#### [WORK INSTRUCTIONS]
Render every entry verbatim.

#### [INFORMATION GIVEN]
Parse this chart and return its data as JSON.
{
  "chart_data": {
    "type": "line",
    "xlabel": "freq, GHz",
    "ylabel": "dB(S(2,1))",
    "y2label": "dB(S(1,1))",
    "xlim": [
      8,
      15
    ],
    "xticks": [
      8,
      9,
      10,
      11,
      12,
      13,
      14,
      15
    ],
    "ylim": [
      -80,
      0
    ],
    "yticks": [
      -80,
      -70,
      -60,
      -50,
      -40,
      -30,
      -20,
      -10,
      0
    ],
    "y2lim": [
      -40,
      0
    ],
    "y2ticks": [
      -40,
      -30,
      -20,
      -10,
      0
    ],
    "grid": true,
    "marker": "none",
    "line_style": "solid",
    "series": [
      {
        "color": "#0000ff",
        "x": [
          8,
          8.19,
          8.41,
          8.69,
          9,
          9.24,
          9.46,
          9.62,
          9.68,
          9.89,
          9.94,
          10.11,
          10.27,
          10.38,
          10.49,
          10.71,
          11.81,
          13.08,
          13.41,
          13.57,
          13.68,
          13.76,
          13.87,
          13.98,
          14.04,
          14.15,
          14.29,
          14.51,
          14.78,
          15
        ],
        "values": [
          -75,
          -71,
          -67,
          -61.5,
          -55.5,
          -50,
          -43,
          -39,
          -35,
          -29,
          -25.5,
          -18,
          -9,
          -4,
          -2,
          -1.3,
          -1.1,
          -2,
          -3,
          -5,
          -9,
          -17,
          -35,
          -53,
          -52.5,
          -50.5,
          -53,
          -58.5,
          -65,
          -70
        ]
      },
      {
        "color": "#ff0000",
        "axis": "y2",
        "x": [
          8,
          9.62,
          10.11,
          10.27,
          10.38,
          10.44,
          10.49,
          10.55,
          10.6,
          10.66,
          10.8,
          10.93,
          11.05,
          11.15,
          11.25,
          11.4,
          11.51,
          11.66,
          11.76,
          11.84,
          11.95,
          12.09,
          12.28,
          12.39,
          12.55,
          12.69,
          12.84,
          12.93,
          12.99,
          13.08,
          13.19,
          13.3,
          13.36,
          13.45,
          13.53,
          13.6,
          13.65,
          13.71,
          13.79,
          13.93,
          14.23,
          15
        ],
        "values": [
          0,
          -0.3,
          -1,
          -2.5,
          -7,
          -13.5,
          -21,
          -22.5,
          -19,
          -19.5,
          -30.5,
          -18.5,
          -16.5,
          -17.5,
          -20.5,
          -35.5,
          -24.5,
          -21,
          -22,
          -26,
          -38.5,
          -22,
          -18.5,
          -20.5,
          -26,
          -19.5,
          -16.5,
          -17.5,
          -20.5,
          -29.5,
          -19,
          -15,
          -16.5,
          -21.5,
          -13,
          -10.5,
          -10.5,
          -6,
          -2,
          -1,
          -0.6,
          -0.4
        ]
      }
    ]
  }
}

#### [FINAL RESULT]
Parse this chart and return its data as JSON.
{
  "chart_data": {
    "type": "line",
    "xlabel": "freq, GHz",
    "ylabel": "dB(S(2,1))",
    "y2label": "dB(S(1,1))",
    "xlim": [
      8,
      15
    ],
    "xticks": [
      8,
      9,
      10,
      11,
      12,
      13,
      14,
      15
    ],
    "ylim": [
      -80,
      0
    ],
    "yticks": [
      -80,
      -70,
      -60,
      -50,
      -40,
      -30,
      -20,
      -10,
      0
    ],
    "y2lim": [
      -40,
      0
    ],
    "y2ticks": [
      -40,
      -30,
      -20,
      -10,
      0
    ],
    "grid": true,
    "marker": "none",
    "line_style": "solid",
    "series": [
      {
        "color": "#0000ff",
        "x": [
          8,
          8.19,
          8.41,
          8.69,
          9,
          9.24,
          9.46,
          9.62,
          9.68,
          9.89,
          9.94,
          10.11,
          10.27,
          10.38,
          10.49,
          10.71,
          11.81,
          13.08,
          13.41,
          13.57,
          13.68,
          13.76,
          13.87,
          13.98,
          14.04,
          14.15,
          14.29,
          14.51,
          14.78,
          15
        ],
        "values": [
          -75,
          -71,
          -67,
          -61.5,
          -55.5,
          -50,
          -43,
          -39,
          -35,
          -29,
          -25.5,
          -18,
          -9,
          -4,
          -2,
          -1.3,
          -1.1,
          -2,
          -3,
          -5,
          -9,
          -17,
          -35,
          -53,
          -52.5,
          -50.5,
          -53,
          -58.5,
          -65,
          -70
        ]
      },
      {
        "color": "#ff0000",
        "axis": "y2",
        "x": [
          8,
          9.62,
          10.11,
          10.27,
          10.38,
          10.44,
          10.49,
          10.55,
          10.6,
          10.66,
          10.8,
          10.93,
          11.05,
          11.15,
          11.25,
          11.4,
          11.51,
          11.66,
          11.76,
          11.84,
          11.95,
          12.09,
          12.28,
          12.39,
          12.55,
          12.69,
          12.84,
          12.93,
          12.99,
          13.08,
          13.19,
          13.3,
          13.36,
          13.45,
          13.53,
          13.6,
          13.65,
          13.71,
          13.79,
          13.93,
          14.23,
          15
        ],
        "values": [
          0,
          -0.3,
          -1,
          -2.5,
          -7,
          -13.5,
          -21,
          -22.5,
          -19,
          -19.5,
          -30.5,
          -18.5,
          -16.5,
          -17.5,
          -20.5,
          -35.5,
          -24.5,
          -21,
          -22,
          -26,
          -38.5,
          -22,
          -18.5,
          -20.5,
          -26,
          -19.5,
          -16.5,
          -17.5,
          -20.5,
          -29.5,
          -19,
          -15,
          -16.5,
          -21.5,
          -13,
          -10.5,
          -10.5,
          -6,
          -2,
          -1,
          -0.6,
          -0.4
        ]
      }
    ]
  }
}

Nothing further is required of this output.